Given information:
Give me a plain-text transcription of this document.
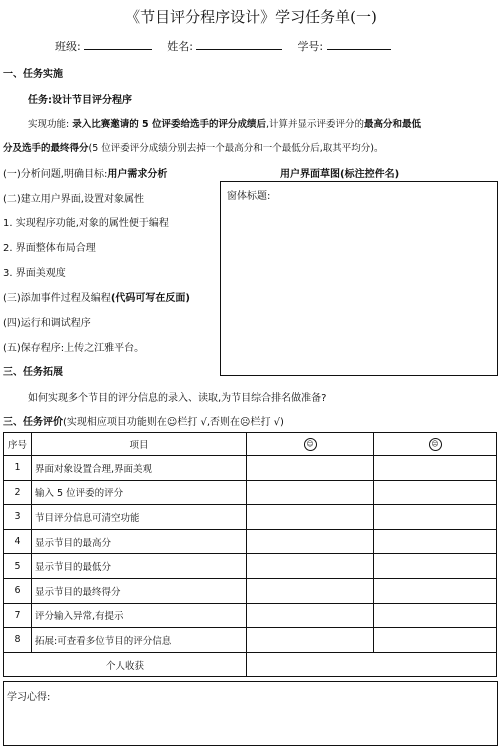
《节目评分程序设计》学习任务单(一)
班级:	姓名:	学号:
一、任务实施
任务:设计节目评分程序
实现功能: 录入比赛邀请的 5 位评委给选手的评分成绩后,计算并显示评委评分的最高分和最低
分及选手的最终得分(5 位评委评分成绩分别去掉一个最高分和一个最低分后,取其平均分)。
(一)分析问题,明确目标:用户需求分析	用户界面草图(标注控件名)
(二)建立用户界面,设置对象属性
1. 实现程序功能,对象的属性便于编程
2. 界面整体布局合理
3. 界面美观度
(三)添加事件过程及编程(代码可写在反面)
(四)运行和调试程序
(五)保存程序:上传之江雅平台。
窗体标题:
三、任务拓展
如何实现多个节目的评分信息的录入、读取,为节目综合排名做准备?
三、任务评价(实现相应项目功能则在☺栏打 √,否则在☹栏打 √)
序号	项目	☺	☹
1	界面对象设置合理,界面美观		
2	输入 5 位评委的评分		
3	节目评分信息可清空功能		
4	显示节目的最高分		
5	显示节目的最低分		
6	显示节目的最终得分		
7	评分输入异常,有提示		
8	拓展:可查看多位节目的评分信息		
个人收获			
学习心得:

What is being asked: Write out each line of the data exactly; the images should be left out.

Complete answer:
Give me a plain-text transcription of this document.
《节目评分程序设计》学习任务单(一)
班级:	姓名:	学号:
一、任务实施
任务:设计节目评分程序
实现功能: 录入比赛邀请的 5 位评委给选手的评分成绩后,计算并显示评委评分的最高分和最低
分及选手的最终得分(5 位评委评分成绩分别去掉一个最高分和一个最低分后,取其平均分)。
(一)分析问题,明确目标:用户需求分析	用户界面草图(标注控件名)
(二)建立用户界面,设置对象属性
1. 实现程序功能,对象的属性便于编程
2. 界面整体布局合理
3. 界面美观度
(三)添加事件过程及编程(代码可写在反面)
(四)运行和调试程序
(五)保存程序:上传之江雅平台。
窗体标题:
三、任务拓展
如何实现多个节目的评分信息的录入、读取,为节目综合排名做准备?
三、任务评价(实现相应项目功能则在☺栏打 √,否则在☹栏打 √)
序号	项目	☺	☹
1	界面对象设置合理,界面美观		
2	输入 5 位评委的评分		
3	节目评分信息可清空功能		
4	显示节目的最高分		
5	显示节目的最低分		
6	显示节目的最终得分		
7	评分输入异常,有提示		
8	拓展:可查看多位节目的评分信息		
个人收获			
学习心得:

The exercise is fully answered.